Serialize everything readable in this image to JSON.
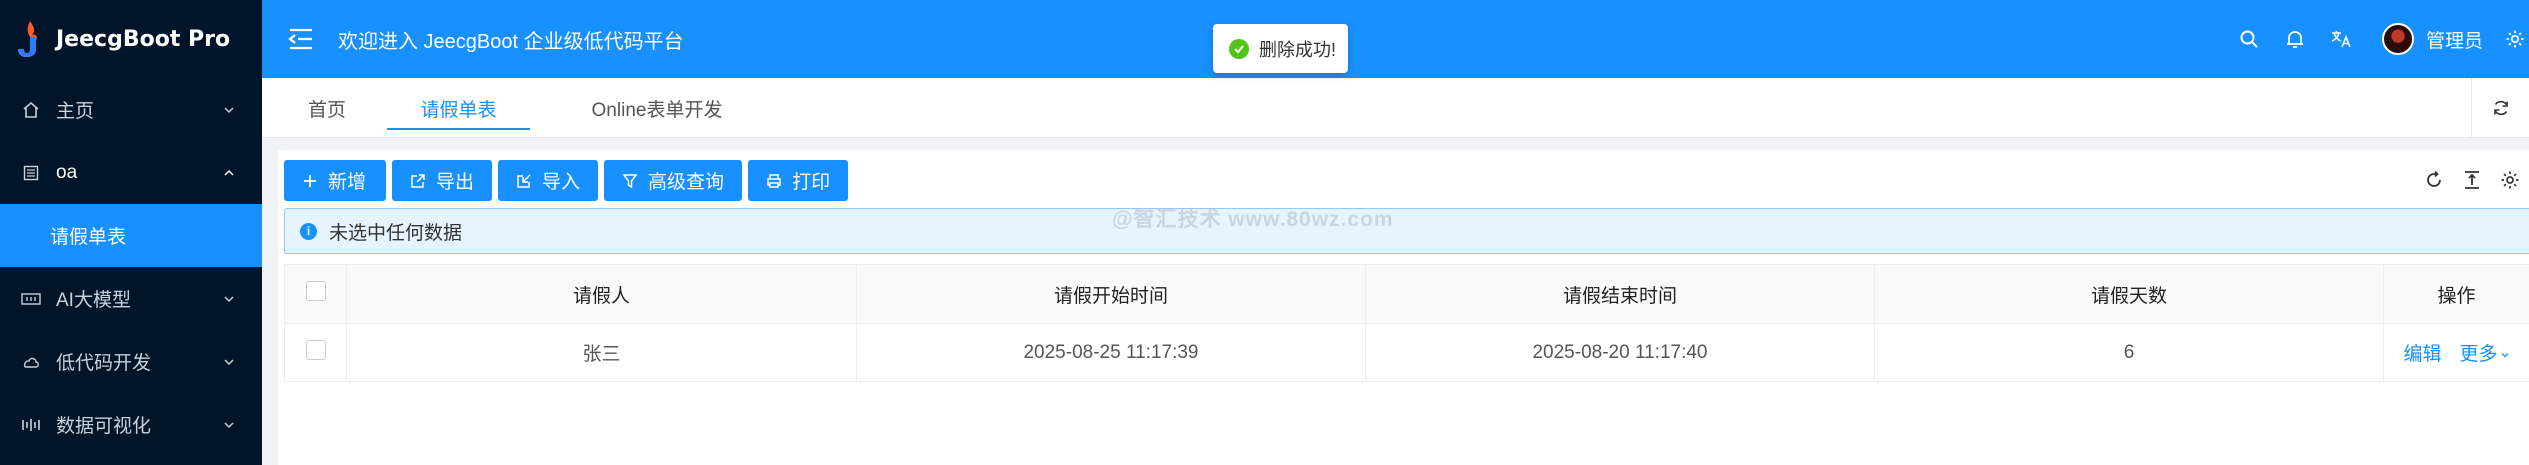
{
  "app": {
    "title": "JeecgBoot Pro"
  },
  "sidebar": {
    "items": [
      {
        "label": "主页",
        "icon": "home-icon"
      },
      {
        "label": "oa",
        "icon": "grid-icon",
        "open": true,
        "children": [
          {
            "label": "请假单表",
            "active": true
          }
        ]
      },
      {
        "label": "AI大模型",
        "icon": "ai-icon"
      },
      {
        "label": "低代码开发",
        "icon": "cloud-icon"
      },
      {
        "label": "数据可视化",
        "icon": "chart-icon"
      }
    ]
  },
  "header": {
    "welcome": "欢迎进入 JeecgBoot 企业级低代码平台",
    "user": "管理员"
  },
  "toast": {
    "message": "删除成功!"
  },
  "tabs": [
    {
      "label": "首页"
    },
    {
      "label": "请假单表",
      "active": true
    },
    {
      "label": "Online表单开发"
    }
  ],
  "toolbar": {
    "add": "新增",
    "export": "导出",
    "import": "导入",
    "advanced_query": "高级查询",
    "print": "打印"
  },
  "alert": {
    "text": "未选中任何数据"
  },
  "watermark": "@智汇技术 www.80wz.com",
  "table": {
    "columns": [
      "请假人",
      "请假开始时间",
      "请假结束时间",
      "请假天数",
      "操作"
    ],
    "rows": [
      {
        "name": "张三",
        "start": "2025-08-25 11:17:39",
        "end": "2025-08-20 11:17:40",
        "days": "6",
        "edit": "编辑",
        "more": "更多"
      }
    ]
  },
  "colors": {
    "primary": "#1890ff",
    "sidebar_bg": "#001529",
    "success": "#52c41a"
  }
}
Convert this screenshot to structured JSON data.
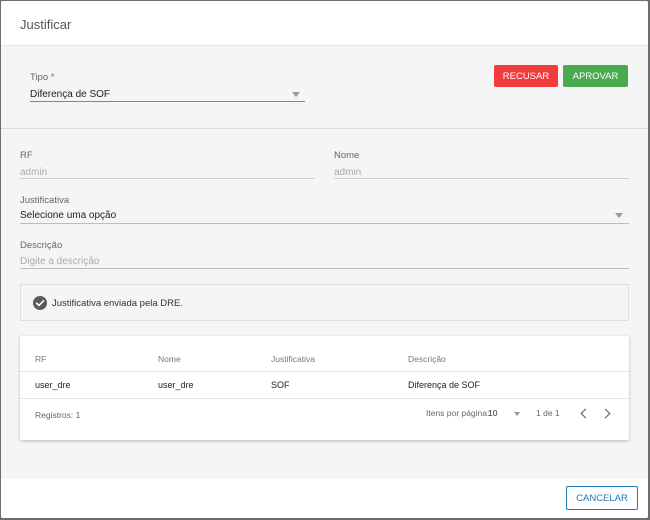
{
  "dialog": {
    "title": "Justificar"
  },
  "form": {
    "tipo": {
      "label": "Tipo",
      "required_mark": "*",
      "value": "Diferença de SOF"
    },
    "actions": {
      "recusar": "RECUSAR",
      "aprovar": "APROVAR"
    },
    "rf": {
      "label": "RF",
      "value": "admin"
    },
    "nome": {
      "label": "Nome",
      "value": "admin"
    },
    "justificativa": {
      "label": "Justificativa",
      "value": "Selecione uma opção"
    },
    "descricao": {
      "label": "Descrição",
      "placeholder": "Digite a descrição"
    }
  },
  "notice": {
    "text": "Justificativa enviada pela DRE.",
    "icon": "check-circle-icon"
  },
  "table": {
    "columns": [
      "RF",
      "Nome",
      "Justificativa",
      "Descrição"
    ],
    "rows": [
      [
        "user_dre",
        "user_dre",
        "SOF",
        "Diferença de SOF"
      ]
    ],
    "footer": {
      "records": "Registros: 1",
      "per_page_label": "Itens por página:",
      "per_page_value": "10",
      "range": "1 de 1"
    }
  },
  "footer": {
    "cancel": "CANCELAR"
  },
  "colors": {
    "recusar": "#f03c3c",
    "aprovar": "#4aaa4f",
    "cancel": "#1f78b4"
  }
}
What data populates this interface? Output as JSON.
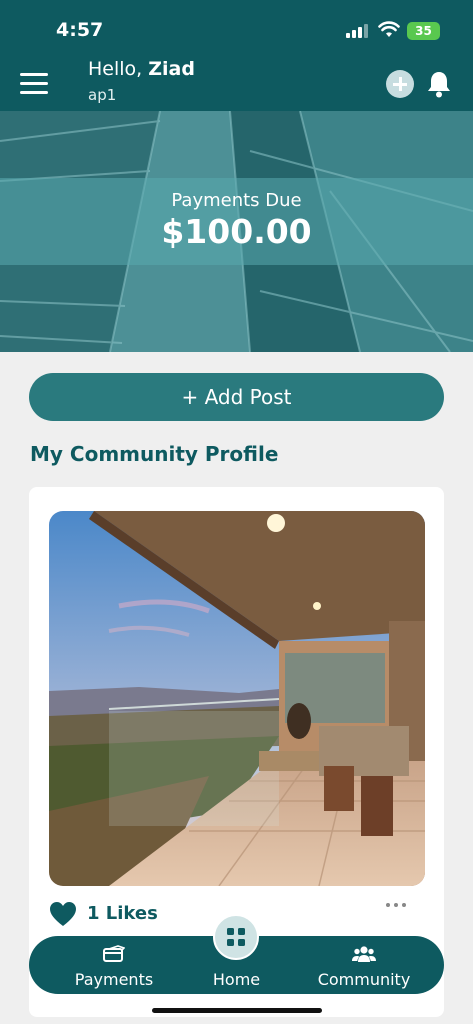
{
  "status_bar": {
    "time": "4:57",
    "battery": "35"
  },
  "header": {
    "greeting_prefix": "Hello, ",
    "user_name": "Ziad",
    "subtitle": "ap1"
  },
  "payments_due": {
    "label": "Payments Due",
    "amount": "$100.00"
  },
  "add_post": {
    "label": "+ Add Post"
  },
  "section": {
    "title": "My Community Profile"
  },
  "post": {
    "likes_text": "1 Likes"
  },
  "bottom_nav": {
    "items": [
      {
        "label": "Payments",
        "icon": "payments-icon"
      },
      {
        "label": "Home",
        "icon": "grid-icon"
      },
      {
        "label": "Community",
        "icon": "people-icon"
      }
    ]
  },
  "colors": {
    "primary": "#0e5a60",
    "accent": "#2a7a7e",
    "background": "#efefef"
  }
}
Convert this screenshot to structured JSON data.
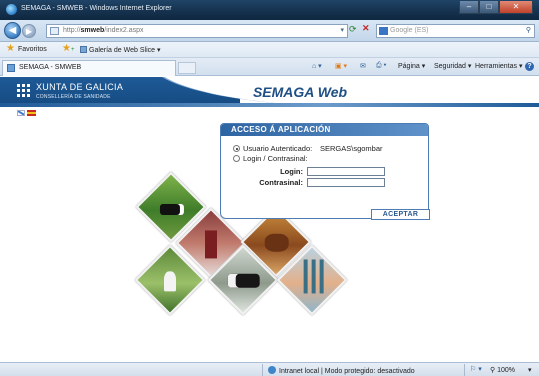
{
  "window": {
    "title": "SEMAGA - SMWEB - Windows Internet Explorer"
  },
  "addressbar": {
    "url_prefix": "http://",
    "url_host": "smweb",
    "url_path": "/index2.aspx",
    "search_placeholder": "Google (ES)"
  },
  "favbar": {
    "favorites_label": "Favoritos",
    "gallery_label": "Galería de Web Slice ▾"
  },
  "tab": {
    "label": "SEMAGA - SMWEB"
  },
  "commands": {
    "page": "Página ▾",
    "safety": "Seguridad ▾",
    "tools": "Herramientas ▾",
    "help": "?"
  },
  "header": {
    "org_name": "XUNTA DE GALICIA",
    "org_sub": "CONSELLERÍA DE SANIDADE",
    "app_title": "SEMAGA Web"
  },
  "login": {
    "title": "ACCESO Á APLICACIÓN",
    "option_authenticated": "Usuario Autenticado:",
    "authenticated_user": "SERGAS\\sgombar",
    "option_login": "Login / Contrasinal:",
    "login_label": "Login:",
    "password_label": "Contrasinal:",
    "login_value": "",
    "password_value": "",
    "accept_label": "ACEPTAR",
    "selected_option": "authenticated"
  },
  "statusbar": {
    "zone_text": "Intranet local | Modo protegido: desactivado",
    "zoom": "100%"
  },
  "colors": {
    "brand_blue": "#1e5a97",
    "panel_border": "#4c7cb3"
  }
}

GOAL:
Go through the material above and print all of it exactly, except the pictures.

WRITTEN RESPONSE:
Serialize everything readable in this image to JSON.
{
  "app": {
    "title": "JeecgBoot Pro"
  },
  "sidebar": {
    "items": [
      {
        "label": "主页",
        "icon": "home-icon"
      },
      {
        "label": "oa",
        "icon": "grid-icon",
        "open": true,
        "children": [
          {
            "label": "请假单表",
            "active": true
          }
        ]
      },
      {
        "label": "AI大模型",
        "icon": "ai-icon"
      },
      {
        "label": "低代码开发",
        "icon": "cloud-icon"
      },
      {
        "label": "数据可视化",
        "icon": "chart-icon"
      }
    ]
  },
  "header": {
    "welcome": "欢迎进入 JeecgBoot 企业级低代码平台",
    "user": "管理员"
  },
  "toast": {
    "message": "删除成功!"
  },
  "tabs": [
    {
      "label": "首页"
    },
    {
      "label": "请假单表",
      "active": true
    },
    {
      "label": "Online表单开发"
    }
  ],
  "toolbar": {
    "add": "新增",
    "export": "导出",
    "import": "导入",
    "advanced_query": "高级查询",
    "print": "打印"
  },
  "alert": {
    "text": "未选中任何数据"
  },
  "watermark": "@智汇技术 www.80wz.com",
  "table": {
    "columns": [
      "请假人",
      "请假开始时间",
      "请假结束时间",
      "请假天数",
      "操作"
    ],
    "rows": [
      {
        "name": "张三",
        "start": "2025-08-25 11:17:39",
        "end": "2025-08-20 11:17:40",
        "days": "6",
        "edit": "编辑",
        "more": "更多"
      }
    ]
  },
  "colors": {
    "primary": "#1890ff",
    "sidebar_bg": "#001529",
    "success": "#52c41a"
  }
}
Convert this screenshot to structured JSON data.
{
  "dialog": {
    "title": "Justificar"
  },
  "form": {
    "tipo": {
      "label": "Tipo",
      "required_mark": "*",
      "value": "Diferença de SOF"
    },
    "actions": {
      "recusar": "RECUSAR",
      "aprovar": "APROVAR"
    },
    "rf": {
      "label": "RF",
      "value": "admin"
    },
    "nome": {
      "label": "Nome",
      "value": "admin"
    },
    "justificativa": {
      "label": "Justificativa",
      "value": "Selecione uma opção"
    },
    "descricao": {
      "label": "Descrição",
      "placeholder": "Digite a descrição"
    }
  },
  "notice": {
    "text": "Justificativa enviada pela DRE.",
    "icon": "check-circle-icon"
  },
  "table": {
    "columns": [
      "RF",
      "Nome",
      "Justificativa",
      "Descrição"
    ],
    "rows": [
      [
        "user_dre",
        "user_dre",
        "SOF",
        "Diferença de SOF"
      ]
    ],
    "footer": {
      "records": "Registros: 1",
      "per_page_label": "Itens por página:",
      "per_page_value": "10",
      "range": "1 de 1"
    }
  },
  "footer": {
    "cancel": "CANCELAR"
  },
  "colors": {
    "recusar": "#f03c3c",
    "aprovar": "#4aaa4f",
    "cancel": "#1f78b4"
  }
}
What data populates this interface? Output as JSON.
{
  "status_bar": {
    "time": "4:57",
    "battery": "35"
  },
  "header": {
    "greeting_prefix": "Hello, ",
    "user_name": "Ziad",
    "subtitle": "ap1"
  },
  "payments_due": {
    "label": "Payments Due",
    "amount": "$100.00"
  },
  "add_post": {
    "label": "+ Add Post"
  },
  "section": {
    "title": "My Community Profile"
  },
  "post": {
    "likes_text": "1 Likes"
  },
  "bottom_nav": {
    "items": [
      {
        "label": "Payments",
        "icon": "payments-icon"
      },
      {
        "label": "Home",
        "icon": "grid-icon"
      },
      {
        "label": "Community",
        "icon": "people-icon"
      }
    ]
  },
  "colors": {
    "primary": "#0e5a60",
    "accent": "#2a7a7e",
    "background": "#efefef"
  }
}
Convert this screenshot to structured JSON data.
{
  "window": {
    "title": "SEMAGA - SMWEB - Windows Internet Explorer"
  },
  "addressbar": {
    "url_prefix": "http://",
    "url_host": "smweb",
    "url_path": "/index2.aspx",
    "search_placeholder": "Google (ES)"
  },
  "favbar": {
    "favorites_label": "Favoritos",
    "gallery_label": "Galería de Web Slice ▾"
  },
  "tab": {
    "label": "SEMAGA - SMWEB"
  },
  "commands": {
    "page": "Página ▾",
    "safety": "Seguridad ▾",
    "tools": "Herramientas ▾",
    "help": "?"
  },
  "header": {
    "org_name": "XUNTA DE GALICIA",
    "org_sub": "CONSELLERÍA DE SANIDADE",
    "app_title": "SEMAGA Web"
  },
  "login": {
    "title": "ACCESO Á APLICACIÓN",
    "option_authenticated": "Usuario Autenticado:",
    "authenticated_user": "SERGAS\\sgombar",
    "option_login": "Login / Contrasinal:",
    "login_label": "Login:",
    "password_label": "Contrasinal:",
    "login_value": "",
    "password_value": "",
    "accept_label": "ACEPTAR",
    "selected_option": "authenticated"
  },
  "statusbar": {
    "zone_text": "Intranet local | Modo protegido: desactivado",
    "zoom": "100%"
  },
  "colors": {
    "brand_blue": "#1e5a97",
    "panel_border": "#4c7cb3"
  }
}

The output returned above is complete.